• Written problem: Print the records below exactly as they appear.

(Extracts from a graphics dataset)

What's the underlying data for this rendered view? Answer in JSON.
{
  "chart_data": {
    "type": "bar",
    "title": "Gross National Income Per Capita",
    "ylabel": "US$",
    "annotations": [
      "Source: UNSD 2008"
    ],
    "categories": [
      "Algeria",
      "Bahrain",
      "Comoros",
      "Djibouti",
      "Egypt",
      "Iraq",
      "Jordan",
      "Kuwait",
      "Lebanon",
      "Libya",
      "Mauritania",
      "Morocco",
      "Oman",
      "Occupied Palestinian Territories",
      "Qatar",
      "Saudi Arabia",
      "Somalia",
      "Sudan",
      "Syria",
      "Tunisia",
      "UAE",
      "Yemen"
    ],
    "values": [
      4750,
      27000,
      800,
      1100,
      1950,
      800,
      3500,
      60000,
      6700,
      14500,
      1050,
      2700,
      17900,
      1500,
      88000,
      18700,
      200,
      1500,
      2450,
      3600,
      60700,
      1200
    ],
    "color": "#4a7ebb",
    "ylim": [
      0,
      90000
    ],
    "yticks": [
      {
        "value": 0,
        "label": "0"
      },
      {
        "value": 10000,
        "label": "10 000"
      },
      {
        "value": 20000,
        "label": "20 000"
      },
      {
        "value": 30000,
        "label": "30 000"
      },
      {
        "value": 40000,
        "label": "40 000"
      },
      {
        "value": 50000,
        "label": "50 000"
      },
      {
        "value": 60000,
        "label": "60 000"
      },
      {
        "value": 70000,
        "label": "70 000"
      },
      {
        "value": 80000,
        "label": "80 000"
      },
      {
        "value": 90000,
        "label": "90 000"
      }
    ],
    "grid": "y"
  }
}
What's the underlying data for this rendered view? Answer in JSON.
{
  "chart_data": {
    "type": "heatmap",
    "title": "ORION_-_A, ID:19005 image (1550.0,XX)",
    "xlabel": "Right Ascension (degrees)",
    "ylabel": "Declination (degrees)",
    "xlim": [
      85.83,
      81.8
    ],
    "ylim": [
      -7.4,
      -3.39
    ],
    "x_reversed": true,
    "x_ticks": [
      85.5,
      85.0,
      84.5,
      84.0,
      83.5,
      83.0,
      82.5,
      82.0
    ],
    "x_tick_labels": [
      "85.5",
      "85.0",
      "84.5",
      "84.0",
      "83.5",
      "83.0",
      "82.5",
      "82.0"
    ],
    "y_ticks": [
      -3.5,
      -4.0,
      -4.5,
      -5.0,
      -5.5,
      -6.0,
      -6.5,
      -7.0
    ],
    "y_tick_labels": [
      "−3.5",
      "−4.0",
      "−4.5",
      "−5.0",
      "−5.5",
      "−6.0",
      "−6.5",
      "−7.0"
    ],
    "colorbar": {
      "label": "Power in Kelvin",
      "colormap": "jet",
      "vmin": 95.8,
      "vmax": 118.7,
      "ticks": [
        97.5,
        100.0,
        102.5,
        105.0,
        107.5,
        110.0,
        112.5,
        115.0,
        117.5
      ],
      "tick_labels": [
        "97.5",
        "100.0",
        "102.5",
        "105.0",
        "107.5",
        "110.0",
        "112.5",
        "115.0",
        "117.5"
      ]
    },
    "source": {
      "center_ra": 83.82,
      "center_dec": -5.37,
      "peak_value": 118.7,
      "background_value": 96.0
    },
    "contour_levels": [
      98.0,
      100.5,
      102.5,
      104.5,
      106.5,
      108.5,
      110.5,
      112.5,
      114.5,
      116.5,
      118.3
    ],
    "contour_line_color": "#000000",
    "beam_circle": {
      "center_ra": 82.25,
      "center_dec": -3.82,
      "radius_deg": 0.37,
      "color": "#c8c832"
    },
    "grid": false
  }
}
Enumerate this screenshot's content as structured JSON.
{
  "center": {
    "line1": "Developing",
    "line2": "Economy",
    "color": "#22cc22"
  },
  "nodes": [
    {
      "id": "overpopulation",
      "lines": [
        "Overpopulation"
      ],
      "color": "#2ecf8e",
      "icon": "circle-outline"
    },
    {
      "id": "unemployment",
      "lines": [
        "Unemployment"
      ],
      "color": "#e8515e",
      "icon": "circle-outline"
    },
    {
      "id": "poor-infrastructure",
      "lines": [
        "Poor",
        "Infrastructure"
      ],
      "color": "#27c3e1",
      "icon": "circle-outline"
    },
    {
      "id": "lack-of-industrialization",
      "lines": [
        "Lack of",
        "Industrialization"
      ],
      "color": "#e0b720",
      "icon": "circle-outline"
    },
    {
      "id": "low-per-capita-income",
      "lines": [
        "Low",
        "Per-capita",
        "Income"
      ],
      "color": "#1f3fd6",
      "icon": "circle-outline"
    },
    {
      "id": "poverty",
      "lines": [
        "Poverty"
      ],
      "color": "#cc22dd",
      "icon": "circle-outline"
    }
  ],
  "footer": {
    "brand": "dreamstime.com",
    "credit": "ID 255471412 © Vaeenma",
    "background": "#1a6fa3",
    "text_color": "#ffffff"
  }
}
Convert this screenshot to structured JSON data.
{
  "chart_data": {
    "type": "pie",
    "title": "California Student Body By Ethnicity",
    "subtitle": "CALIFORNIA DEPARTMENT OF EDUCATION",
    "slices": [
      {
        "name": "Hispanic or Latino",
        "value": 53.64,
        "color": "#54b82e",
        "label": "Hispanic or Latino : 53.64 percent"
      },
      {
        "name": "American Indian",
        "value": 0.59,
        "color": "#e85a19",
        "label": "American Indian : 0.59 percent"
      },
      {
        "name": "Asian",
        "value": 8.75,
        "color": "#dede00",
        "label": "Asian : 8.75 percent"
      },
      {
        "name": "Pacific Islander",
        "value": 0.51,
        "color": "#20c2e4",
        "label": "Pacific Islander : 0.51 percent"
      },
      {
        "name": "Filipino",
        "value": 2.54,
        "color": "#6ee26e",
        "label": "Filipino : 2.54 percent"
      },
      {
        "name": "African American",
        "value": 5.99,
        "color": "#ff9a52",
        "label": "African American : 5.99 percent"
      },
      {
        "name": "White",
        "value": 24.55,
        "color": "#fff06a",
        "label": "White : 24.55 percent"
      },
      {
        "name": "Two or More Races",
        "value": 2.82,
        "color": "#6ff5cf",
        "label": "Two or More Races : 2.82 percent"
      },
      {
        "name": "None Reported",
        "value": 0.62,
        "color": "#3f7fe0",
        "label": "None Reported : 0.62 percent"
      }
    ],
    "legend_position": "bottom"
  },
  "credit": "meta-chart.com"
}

• Full answer:
What's the underlying data for this rendered view? Answer in JSON.
{
  "chart_data": {
    "type": "bar",
    "title": "Gross National Income Per Capita",
    "ylabel": "US$",
    "annotations": [
      "Source: UNSD 2008"
    ],
    "categories": [
      "Algeria",
      "Bahrain",
      "Comoros",
      "Djibouti",
      "Egypt",
      "Iraq",
      "Jordan",
      "Kuwait",
      "Lebanon",
      "Libya",
      "Mauritania",
      "Morocco",
      "Oman",
      "Occupied Palestinian Territories",
      "Qatar",
      "Saudi Arabia",
      "Somalia",
      "Sudan",
      "Syria",
      "Tunisia",
      "UAE",
      "Yemen"
    ],
    "values": [
      4750,
      27000,
      800,
      1100,
      1950,
      800,
      3500,
      60000,
      6700,
      14500,
      1050,
      2700,
      17900,
      1500,
      88000,
      18700,
      200,
      1500,
      2450,
      3600,
      60700,
      1200
    ],
    "color": "#4a7ebb",
    "ylim": [
      0,
      90000
    ],
    "yticks": [
      {
        "value": 0,
        "label": "0"
      },
      {
        "value": 10000,
        "label": "10 000"
      },
      {
        "value": 20000,
        "label": "20 000"
      },
      {
        "value": 30000,
        "label": "30 000"
      },
      {
        "value": 40000,
        "label": "40 000"
      },
      {
        "value": 50000,
        "label": "50 000"
      },
      {
        "value": 60000,
        "label": "60 000"
      },
      {
        "value": 70000,
        "label": "70 000"
      },
      {
        "value": 80000,
        "label": "80 000"
      },
      {
        "value": 90000,
        "label": "90 000"
      }
    ],
    "grid": "y"
  }
}
What's the underlying data for this rendered view? Answer in JSON.
{
  "chart_data": {
    "type": "heatmap",
    "title": "ORION_-_A, ID:19005 image (1550.0,XX)",
    "xlabel": "Right Ascension (degrees)",
    "ylabel": "Declination (degrees)",
    "xlim": [
      85.83,
      81.8
    ],
    "ylim": [
      -7.4,
      -3.39
    ],
    "x_reversed": true,
    "x_ticks": [
      85.5,
      85.0,
      84.5,
      84.0,
      83.5,
      83.0,
      82.5,
      82.0
    ],
    "x_tick_labels": [
      "85.5",
      "85.0",
      "84.5",
      "84.0",
      "83.5",
      "83.0",
      "82.5",
      "82.0"
    ],
    "y_ticks": [
      -3.5,
      -4.0,
      -4.5,
      -5.0,
      -5.5,
      -6.0,
      -6.5,
      -7.0
    ],
    "y_tick_labels": [
      "−3.5",
      "−4.0",
      "−4.5",
      "−5.0",
      "−5.5",
      "−6.0",
      "−6.5",
      "−7.0"
    ],
    "colorbar": {
      "label": "Power in Kelvin",
      "colormap": "jet",
      "vmin": 95.8,
      "vmax": 118.7,
      "ticks": [
        97.5,
        100.0,
        102.5,
        105.0,
        107.5,
        110.0,
        112.5,
        115.0,
        117.5
      ],
      "tick_labels": [
        "97.5",
        "100.0",
        "102.5",
        "105.0",
        "107.5",
        "110.0",
        "112.5",
        "115.0",
        "117.5"
      ]
    },
    "source": {
      "center_ra": 83.82,
      "center_dec": -5.37,
      "peak_value": 118.7,
      "background_value": 96.0
    },
    "contour_levels": [
      98.0,
      100.5,
      102.5,
      104.5,
      106.5,
      108.5,
      110.5,
      112.5,
      114.5,
      116.5,
      118.3
    ],
    "contour_line_color": "#000000",
    "beam_circle": {
      "center_ra": 82.25,
      "center_dec": -3.82,
      "radius_deg": 0.37,
      "color": "#c8c832"
    },
    "grid": false
  }
}
Enumerate this screenshot's content as structured JSON.
{
  "center": {
    "line1": "Developing",
    "line2": "Economy",
    "color": "#22cc22"
  },
  "nodes": [
    {
      "id": "overpopulation",
      "lines": [
        "Overpopulation"
      ],
      "color": "#2ecf8e",
      "icon": "circle-outline"
    },
    {
      "id": "unemployment",
      "lines": [
        "Unemployment"
      ],
      "color": "#e8515e",
      "icon": "circle-outline"
    },
    {
      "id": "poor-infrastructure",
      "lines": [
        "Poor",
        "Infrastructure"
      ],
      "color": "#27c3e1",
      "icon": "circle-outline"
    },
    {
      "id": "lack-of-industrialization",
      "lines": [
        "Lack of",
        "Industrialization"
      ],
      "color": "#e0b720",
      "icon": "circle-outline"
    },
    {
      "id": "low-per-capita-income",
      "lines": [
        "Low",
        "Per-capita",
        "Income"
      ],
      "color": "#1f3fd6",
      "icon": "circle-outline"
    },
    {
      "id": "poverty",
      "lines": [
        "Poverty"
      ],
      "color": "#cc22dd",
      "icon": "circle-outline"
    }
  ],
  "footer": {
    "brand": "dreamstime.com",
    "credit": "ID 255471412 © Vaeenma",
    "background": "#1a6fa3",
    "text_color": "#ffffff"
  }
}
Convert this screenshot to structured JSON data.
{
  "chart_data": {
    "type": "pie",
    "title": "California Student Body By Ethnicity",
    "subtitle": "CALIFORNIA DEPARTMENT OF EDUCATION",
    "slices": [
      {
        "name": "Hispanic or Latino",
        "value": 53.64,
        "color": "#54b82e",
        "label": "Hispanic or Latino : 53.64 percent"
      },
      {
        "name": "American Indian",
        "value": 0.59,
        "color": "#e85a19",
        "label": "American Indian : 0.59 percent"
      },
      {
        "name": "Asian",
        "value": 8.75,
        "color": "#dede00",
        "label": "Asian : 8.75 percent"
      },
      {
        "name": "Pacific Islander",
        "value": 0.51,
        "color": "#20c2e4",
        "label": "Pacific Islander : 0.51 percent"
      },
      {
        "name": "Filipino",
        "value": 2.54,
        "color": "#6ee26e",
        "label": "Filipino : 2.54 percent"
      },
      {
        "name": "African American",
        "value": 5.99,
        "color": "#ff9a52",
        "label": "African American : 5.99 percent"
      },
      {
        "name": "White",
        "value": 24.55,
        "color": "#fff06a",
        "label": "White : 24.55 percent"
      },
      {
        "name": "Two or More Races",
        "value": 2.82,
        "color": "#6ff5cf",
        "label": "Two or More Races : 2.82 percent"
      },
      {
        "name": "None Reported",
        "value": 0.62,
        "color": "#3f7fe0",
        "label": "None Reported : 0.62 percent"
      }
    ],
    "legend_position": "bottom"
  },
  "credit": "meta-chart.com"
}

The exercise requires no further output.